◆ Übungstext
══════

Das „Resilience Lab“ wird mit einer umfangreichen digitalen Infrastruktur ausgerüstet: Sensorik erfasst relevante Kenngrößen wie z. B. pH-Wert, Boden- und Luftfeuchte, Leitfähigkeit, Temperatur und Wasserfluss, sodass eine belastbare Wasserbilanz erstellt werden kann. Darauf aufbauend wird ein Wassermengenmanagement entwickelt, das Niederschlagsprognosen berücksichtigt, um in Trockenphasen bereits vorhandene und neu errichtete Schwammelemente präventiv zu bewässern oder bei Starkregenereignissen frühzeitig Speichervolumen zu schaffen.
Module 2
Im Modul 2 steht ein Forschungsprojekt zur textilbasierten Fassadenbegrünung im Fokus, das eine leichte, schnell montierbare und für Bestandsgebäude geeignete Systemlösung adressiert. Entwickelt werden textile nachhaltige Materialoptionen, die recycling- oder biobasierte Komponenten, Biopolymere und Bastfasern einbeziehen.
Im Rahmen der Entwicklung werden mehrere Textil-Varianten als Prototypen aufgebaut und zunächst an Teststationen erprobt, bevor Fassadenversuche folgen. Die Bewertung erfolgt anhand zentraler Kriterien wie Beitrag zur Biodiversität, Energieeffizienz und Kühlleistung, Wartungsaufwand, Automatisierbarkeit, Kosten-Nutzen-Verhältnis, Robustheit gegenüber Wetterextremen und Akzeptanz.
Module 3
Modul 3 enthält das Thema Qualifizierung unter Verwendung eines ResilienceLab-Lernparcours. Schwammstadtmaßnahmen stehen aktuell für die komplexesten Infrastrukturziele und erfordern insbesondere von der Forschung zunehmend einen gesamtheitlichen Blick auf Innovationen und deren Wirkungseffekte sowie die Integration verschiedener Fachdisziplinen.

══════

◆ Aufgaben
**a)** Welche Komponenten beziehen die textilen Materialoptionen in Modul 2 laut dem Text zum Resilience Lab ein?
**b)** Stimmen diese Aussagen mit dem Text zum Resilience Lab überein? Antworten Sie jeweils mit Ja oder Nein und zitieren Sie die entscheidenden Worte.
(i) Die Textil-Varianten aus Modul 2 werden zuerst an Fassaden erprobt.
(ii) Die Sensorik erfasst unter anderem die Leitfähigkeit.
(iii) Modul 3 befasst sich mit dem Thema Qualifizierung.
**c)** Schreiben Sie den Text zum Resilience Lab im Anschluss an seinen letzten Satz weiter.
Das Material stammt aus einer anderen Quelle.

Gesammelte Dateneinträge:
══════

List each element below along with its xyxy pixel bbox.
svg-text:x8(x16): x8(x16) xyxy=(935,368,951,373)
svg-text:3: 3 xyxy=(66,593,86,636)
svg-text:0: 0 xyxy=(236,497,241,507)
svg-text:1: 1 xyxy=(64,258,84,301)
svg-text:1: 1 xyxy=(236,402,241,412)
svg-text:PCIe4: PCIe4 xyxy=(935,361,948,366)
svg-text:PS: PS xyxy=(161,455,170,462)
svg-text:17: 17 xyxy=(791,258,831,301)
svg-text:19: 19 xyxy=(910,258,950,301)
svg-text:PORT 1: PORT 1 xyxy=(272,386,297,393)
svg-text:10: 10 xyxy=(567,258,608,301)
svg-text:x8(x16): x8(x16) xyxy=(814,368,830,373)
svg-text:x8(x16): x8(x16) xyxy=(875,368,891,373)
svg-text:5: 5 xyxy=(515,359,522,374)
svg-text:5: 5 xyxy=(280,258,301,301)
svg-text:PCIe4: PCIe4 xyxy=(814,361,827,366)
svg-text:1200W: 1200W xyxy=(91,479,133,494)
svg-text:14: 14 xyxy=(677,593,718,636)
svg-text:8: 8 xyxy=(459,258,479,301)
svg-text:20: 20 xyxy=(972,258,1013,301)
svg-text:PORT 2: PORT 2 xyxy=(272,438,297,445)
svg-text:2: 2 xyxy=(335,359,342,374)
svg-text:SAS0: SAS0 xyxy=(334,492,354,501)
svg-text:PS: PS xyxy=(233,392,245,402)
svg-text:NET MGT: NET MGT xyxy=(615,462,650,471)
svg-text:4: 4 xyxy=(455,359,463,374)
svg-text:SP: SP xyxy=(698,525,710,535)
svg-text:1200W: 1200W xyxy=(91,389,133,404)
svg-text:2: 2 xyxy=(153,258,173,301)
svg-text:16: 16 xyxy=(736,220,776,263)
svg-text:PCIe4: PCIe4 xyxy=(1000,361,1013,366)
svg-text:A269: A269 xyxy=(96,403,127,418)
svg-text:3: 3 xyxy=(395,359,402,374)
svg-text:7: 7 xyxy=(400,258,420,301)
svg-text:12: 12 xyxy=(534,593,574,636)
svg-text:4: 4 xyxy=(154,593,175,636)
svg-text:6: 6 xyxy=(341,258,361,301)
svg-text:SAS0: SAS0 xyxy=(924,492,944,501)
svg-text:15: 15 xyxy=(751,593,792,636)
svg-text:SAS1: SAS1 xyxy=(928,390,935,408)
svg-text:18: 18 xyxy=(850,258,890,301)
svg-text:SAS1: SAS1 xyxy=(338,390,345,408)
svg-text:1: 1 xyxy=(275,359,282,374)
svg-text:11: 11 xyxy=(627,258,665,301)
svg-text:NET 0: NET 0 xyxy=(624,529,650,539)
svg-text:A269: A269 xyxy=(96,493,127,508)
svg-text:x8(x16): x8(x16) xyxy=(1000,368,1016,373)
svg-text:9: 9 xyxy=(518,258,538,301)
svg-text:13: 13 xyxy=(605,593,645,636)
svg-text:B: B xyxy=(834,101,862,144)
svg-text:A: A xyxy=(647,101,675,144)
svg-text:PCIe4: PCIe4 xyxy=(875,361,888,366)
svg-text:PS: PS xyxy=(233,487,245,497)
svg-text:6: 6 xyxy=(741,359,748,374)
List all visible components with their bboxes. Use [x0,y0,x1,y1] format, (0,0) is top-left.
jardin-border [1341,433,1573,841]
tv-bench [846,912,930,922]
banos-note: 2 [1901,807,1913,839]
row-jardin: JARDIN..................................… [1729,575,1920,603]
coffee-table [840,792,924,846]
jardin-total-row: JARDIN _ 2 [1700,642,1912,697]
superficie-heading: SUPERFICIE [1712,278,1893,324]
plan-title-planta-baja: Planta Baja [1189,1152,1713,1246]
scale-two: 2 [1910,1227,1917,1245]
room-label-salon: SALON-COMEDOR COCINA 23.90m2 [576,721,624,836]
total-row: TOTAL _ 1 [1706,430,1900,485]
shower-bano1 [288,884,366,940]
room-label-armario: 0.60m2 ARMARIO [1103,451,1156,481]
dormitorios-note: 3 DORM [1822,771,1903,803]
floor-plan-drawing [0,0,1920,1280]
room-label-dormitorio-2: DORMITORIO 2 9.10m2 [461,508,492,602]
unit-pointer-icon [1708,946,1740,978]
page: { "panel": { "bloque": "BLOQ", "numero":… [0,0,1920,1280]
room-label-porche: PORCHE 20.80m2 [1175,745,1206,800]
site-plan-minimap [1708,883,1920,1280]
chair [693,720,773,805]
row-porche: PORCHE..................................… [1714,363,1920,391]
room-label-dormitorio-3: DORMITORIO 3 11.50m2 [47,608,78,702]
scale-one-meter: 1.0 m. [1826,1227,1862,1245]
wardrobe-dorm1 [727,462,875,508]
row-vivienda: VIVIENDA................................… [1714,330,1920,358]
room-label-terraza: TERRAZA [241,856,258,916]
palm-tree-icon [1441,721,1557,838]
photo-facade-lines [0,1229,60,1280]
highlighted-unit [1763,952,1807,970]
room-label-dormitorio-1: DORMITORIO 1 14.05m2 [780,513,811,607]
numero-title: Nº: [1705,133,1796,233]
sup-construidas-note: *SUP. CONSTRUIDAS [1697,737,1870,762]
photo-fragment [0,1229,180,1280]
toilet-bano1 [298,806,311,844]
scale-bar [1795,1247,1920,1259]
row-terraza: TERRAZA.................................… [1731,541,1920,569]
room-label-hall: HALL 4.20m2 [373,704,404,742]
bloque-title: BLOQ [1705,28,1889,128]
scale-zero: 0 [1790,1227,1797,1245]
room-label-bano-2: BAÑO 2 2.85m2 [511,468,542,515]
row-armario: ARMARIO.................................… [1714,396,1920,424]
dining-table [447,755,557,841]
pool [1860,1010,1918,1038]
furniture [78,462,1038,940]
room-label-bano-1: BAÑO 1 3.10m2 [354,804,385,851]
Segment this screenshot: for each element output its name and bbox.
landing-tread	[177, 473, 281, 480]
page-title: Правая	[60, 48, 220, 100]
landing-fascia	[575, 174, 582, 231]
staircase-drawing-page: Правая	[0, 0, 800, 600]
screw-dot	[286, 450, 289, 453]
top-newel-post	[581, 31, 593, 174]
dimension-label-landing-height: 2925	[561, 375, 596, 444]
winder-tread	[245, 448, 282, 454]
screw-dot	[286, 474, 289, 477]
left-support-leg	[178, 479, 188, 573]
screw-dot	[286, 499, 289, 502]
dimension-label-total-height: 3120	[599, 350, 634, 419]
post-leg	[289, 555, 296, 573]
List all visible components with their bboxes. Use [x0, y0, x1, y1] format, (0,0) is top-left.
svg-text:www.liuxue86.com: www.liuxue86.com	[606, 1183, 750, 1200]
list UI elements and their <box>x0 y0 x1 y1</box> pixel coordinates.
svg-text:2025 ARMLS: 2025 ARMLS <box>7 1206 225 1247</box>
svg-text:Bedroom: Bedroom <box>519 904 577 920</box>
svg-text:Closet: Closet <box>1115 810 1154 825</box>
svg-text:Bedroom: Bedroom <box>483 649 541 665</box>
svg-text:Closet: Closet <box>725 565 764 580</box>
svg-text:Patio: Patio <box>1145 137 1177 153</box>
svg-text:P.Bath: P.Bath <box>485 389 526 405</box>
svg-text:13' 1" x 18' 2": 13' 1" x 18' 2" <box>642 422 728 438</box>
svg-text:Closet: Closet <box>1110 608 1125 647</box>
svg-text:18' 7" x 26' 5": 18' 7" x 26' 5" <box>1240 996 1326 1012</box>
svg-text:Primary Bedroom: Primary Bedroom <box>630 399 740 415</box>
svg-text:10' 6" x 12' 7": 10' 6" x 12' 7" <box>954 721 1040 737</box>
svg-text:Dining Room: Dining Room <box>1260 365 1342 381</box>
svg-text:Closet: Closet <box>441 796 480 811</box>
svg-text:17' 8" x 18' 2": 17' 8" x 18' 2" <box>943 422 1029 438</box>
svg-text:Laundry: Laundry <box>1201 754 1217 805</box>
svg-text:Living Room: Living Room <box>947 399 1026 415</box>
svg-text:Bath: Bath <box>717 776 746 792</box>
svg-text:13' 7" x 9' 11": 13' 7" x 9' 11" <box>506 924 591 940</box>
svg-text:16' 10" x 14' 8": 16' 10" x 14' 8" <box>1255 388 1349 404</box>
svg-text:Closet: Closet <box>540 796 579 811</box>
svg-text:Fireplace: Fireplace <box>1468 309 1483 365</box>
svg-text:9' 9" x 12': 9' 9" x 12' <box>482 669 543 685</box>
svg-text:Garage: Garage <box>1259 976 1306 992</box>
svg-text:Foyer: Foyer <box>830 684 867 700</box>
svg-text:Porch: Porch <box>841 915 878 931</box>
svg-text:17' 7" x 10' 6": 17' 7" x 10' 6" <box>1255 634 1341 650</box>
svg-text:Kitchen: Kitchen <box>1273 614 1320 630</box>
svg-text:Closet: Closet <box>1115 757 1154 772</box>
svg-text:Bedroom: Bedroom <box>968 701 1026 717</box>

══════

◆ Lösungen
**a)** Recycling- oder biobasierte Komponenten, Biopolymere und Bastfasern.

**b)**
(i) Nein: „zunächst an Teststationen erprobt, bevor Fassadenversuche folgen“
(ii) Ja: „Sensorik erfasst relevante Kenngrößen wie z. B. pH-Wert, Boden- und Luftfeuchte, Leitfähigkeit“
(iii) Ja: „Modul 3 enthält das Thema Qualifizierung“

**c)**
Im Fokus steht daher die Vermittlung erforderlicher Komplexitätkomptenzen für den wissenschaftlichen Nachwuchs. Von der Schulung sollen auch Studierende und für Schwammstadtthemen zuständige Personen in Kommunen und Industrie profitieren, entsprechende Schulungsadaptionen werden über das ktns (Kompetenzzentrum für nachhaltige Schwammstadt/-region) angeboten.
Im Zentrum werden praxisnahe Lern- und Reflexionsphasen kombiniert und zugleich so aufgebaut ist, dass Inhalte in die Lehre überführt werden können. Ein KI-gestützter VR/AR-Assistent ist als Sparringspartner konzipiert und nutzt räumliche Informationen aus Forschungsraum und Digital Twin; die Interaktion erfolgt vorrangig sprachbasiert und kann multimodale Eingaben wie Kamera- oder Objektinformationen einbeziehen. Durch VR-Zugänge sollen auch externe Teilnehmende eingebunden werden, was insbesondere für ländliche Räume mit begrenzter Verfügbarkeit spezialisierter Expertise relevant ist. Die Lernentwicklung wird mit geeigneten Evaluationsansätzen, unter anderem über weiterentwickelte Kompetenzenbilanz-Methodik und eine angepasste Kompetenzmatrix, begleitet. Der ResilienceLab-Lernparcours macht den Forschungsraum aus Modul 1 und die Forschungsergebnisse aus Modul 2 sichtbar und erlebbar.